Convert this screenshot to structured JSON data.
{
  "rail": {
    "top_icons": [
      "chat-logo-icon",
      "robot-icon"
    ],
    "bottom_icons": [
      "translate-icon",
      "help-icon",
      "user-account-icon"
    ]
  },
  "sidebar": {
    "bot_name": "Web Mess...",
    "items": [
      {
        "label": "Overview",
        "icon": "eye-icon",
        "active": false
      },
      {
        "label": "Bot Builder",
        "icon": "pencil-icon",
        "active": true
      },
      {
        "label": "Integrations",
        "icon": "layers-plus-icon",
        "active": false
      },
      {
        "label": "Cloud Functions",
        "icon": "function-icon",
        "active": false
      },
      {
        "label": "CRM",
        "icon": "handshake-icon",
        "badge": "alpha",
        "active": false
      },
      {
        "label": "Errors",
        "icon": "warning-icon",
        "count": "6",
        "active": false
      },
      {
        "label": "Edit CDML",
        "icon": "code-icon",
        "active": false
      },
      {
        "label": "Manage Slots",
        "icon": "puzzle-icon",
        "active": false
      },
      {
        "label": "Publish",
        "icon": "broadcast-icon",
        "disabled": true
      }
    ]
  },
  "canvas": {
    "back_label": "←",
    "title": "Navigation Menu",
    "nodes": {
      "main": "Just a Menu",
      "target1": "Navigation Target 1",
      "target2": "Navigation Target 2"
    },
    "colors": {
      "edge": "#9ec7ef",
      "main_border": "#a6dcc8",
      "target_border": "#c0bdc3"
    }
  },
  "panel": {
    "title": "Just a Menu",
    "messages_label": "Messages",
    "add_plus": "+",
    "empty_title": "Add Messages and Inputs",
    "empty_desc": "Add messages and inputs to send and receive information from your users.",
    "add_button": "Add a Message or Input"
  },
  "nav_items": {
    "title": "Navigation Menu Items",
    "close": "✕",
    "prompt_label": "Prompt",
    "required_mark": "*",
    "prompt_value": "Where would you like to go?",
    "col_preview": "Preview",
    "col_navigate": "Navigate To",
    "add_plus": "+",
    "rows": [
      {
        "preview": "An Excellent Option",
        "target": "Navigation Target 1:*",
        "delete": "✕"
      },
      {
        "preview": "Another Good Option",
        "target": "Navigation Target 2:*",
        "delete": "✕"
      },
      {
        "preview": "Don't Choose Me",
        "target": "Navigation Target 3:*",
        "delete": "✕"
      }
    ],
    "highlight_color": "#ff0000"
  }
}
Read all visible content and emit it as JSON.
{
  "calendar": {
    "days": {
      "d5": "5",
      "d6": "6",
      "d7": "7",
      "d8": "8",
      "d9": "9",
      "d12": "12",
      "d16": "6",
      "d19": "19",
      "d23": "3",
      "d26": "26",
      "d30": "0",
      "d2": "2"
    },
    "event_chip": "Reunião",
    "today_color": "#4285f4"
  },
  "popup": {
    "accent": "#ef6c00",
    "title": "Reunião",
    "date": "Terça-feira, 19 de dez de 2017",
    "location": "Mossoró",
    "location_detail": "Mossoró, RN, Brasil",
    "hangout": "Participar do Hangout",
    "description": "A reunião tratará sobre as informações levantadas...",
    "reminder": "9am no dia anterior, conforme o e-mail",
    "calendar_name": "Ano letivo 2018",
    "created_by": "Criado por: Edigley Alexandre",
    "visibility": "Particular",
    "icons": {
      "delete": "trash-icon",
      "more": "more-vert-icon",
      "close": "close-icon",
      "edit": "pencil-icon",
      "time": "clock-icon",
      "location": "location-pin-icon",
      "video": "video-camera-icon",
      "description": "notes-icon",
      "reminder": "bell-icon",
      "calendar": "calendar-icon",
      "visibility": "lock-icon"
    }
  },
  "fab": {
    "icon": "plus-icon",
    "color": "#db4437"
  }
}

• • • • •

--- PROBLEM TO SOLVE ---
Retype all of the data shown above, word for word.

--- FULL ANSWER ---
Convert this screenshot to structured JSON data.
{
  "rail": {
    "top_icons": [
      "chat-logo-icon",
      "robot-icon"
    ],
    "bottom_icons": [
      "translate-icon",
      "help-icon",
      "user-account-icon"
    ]
  },
  "sidebar": {
    "bot_name": "Web Mess...",
    "items": [
      {
        "label": "Overview",
        "icon": "eye-icon",
        "active": false
      },
      {
        "label": "Bot Builder",
        "icon": "pencil-icon",
        "active": true
      },
      {
        "label": "Integrations",
        "icon": "layers-plus-icon",
        "active": false
      },
      {
        "label": "Cloud Functions",
        "icon": "function-icon",
        "active": false
      },
      {
        "label": "CRM",
        "icon": "handshake-icon",
        "badge": "alpha",
        "active": false
      },
      {
        "label": "Errors",
        "icon": "warning-icon",
        "count": "6",
        "active": false
      },
      {
        "label": "Edit CDML",
        "icon": "code-icon",
        "active": false
      },
      {
        "label": "Manage Slots",
        "icon": "puzzle-icon",
        "active": false
      },
      {
        "label": "Publish",
        "icon": "broadcast-icon",
        "disabled": true
      }
    ]
  },
  "canvas": {
    "back_label": "←",
    "title": "Navigation Menu",
    "nodes": {
      "main": "Just a Menu",
      "target1": "Navigation Target 1",
      "target2": "Navigation Target 2"
    },
    "colors": {
      "edge": "#9ec7ef",
      "main_border": "#a6dcc8",
      "target_border": "#c0bdc3"
    }
  },
  "panel": {
    "title": "Just a Menu",
    "messages_label": "Messages",
    "add_plus": "+",
    "empty_title": "Add Messages and Inputs",
    "empty_desc": "Add messages and inputs to send and receive information from your users.",
    "add_button": "Add a Message or Input"
  },
  "nav_items": {
    "title": "Navigation Menu Items",
    "close": "✕",
    "prompt_label": "Prompt",
    "required_mark": "*",
    "prompt_value": "Where would you like to go?",
    "col_preview": "Preview",
    "col_navigate": "Navigate To",
    "add_plus": "+",
    "rows": [
      {
        "preview": "An Excellent Option",
        "target": "Navigation Target 1:*",
        "delete": "✕"
      },
      {
        "preview": "Another Good Option",
        "target": "Navigation Target 2:*",
        "delete": "✕"
      },
      {
        "preview": "Don't Choose Me",
        "target": "Navigation Target 3:*",
        "delete": "✕"
      }
    ],
    "highlight_color": "#ff0000"
  }
}
Read all visible content and emit it as JSON.
{
  "calendar": {
    "days": {
      "d5": "5",
      "d6": "6",
      "d7": "7",
      "d8": "8",
      "d9": "9",
      "d12": "12",
      "d16": "6",
      "d19": "19",
      "d23": "3",
      "d26": "26",
      "d30": "0",
      "d2": "2"
    },
    "event_chip": "Reunião",
    "today_color": "#4285f4"
  },
  "popup": {
    "accent": "#ef6c00",
    "title": "Reunião",
    "date": "Terça-feira, 19 de dez de 2017",
    "location": "Mossoró",
    "location_detail": "Mossoró, RN, Brasil",
    "hangout": "Participar do Hangout",
    "description": "A reunião tratará sobre as informações levantadas...",
    "reminder": "9am no dia anterior, conforme o e-mail",
    "calendar_name": "Ano letivo 2018",
    "created_by": "Criado por: Edigley Alexandre",
    "visibility": "Particular",
    "icons": {
      "delete": "trash-icon",
      "more": "more-vert-icon",
      "close": "close-icon",
      "edit": "pencil-icon",
      "time": "clock-icon",
      "location": "location-pin-icon",
      "video": "video-camera-icon",
      "description": "notes-icon",
      "reminder": "bell-icon",
      "calendar": "calendar-icon",
      "visibility": "lock-icon"
    }
  },
  "fab": {
    "icon": "plus-icon",
    "color": "#db4437"
  }
}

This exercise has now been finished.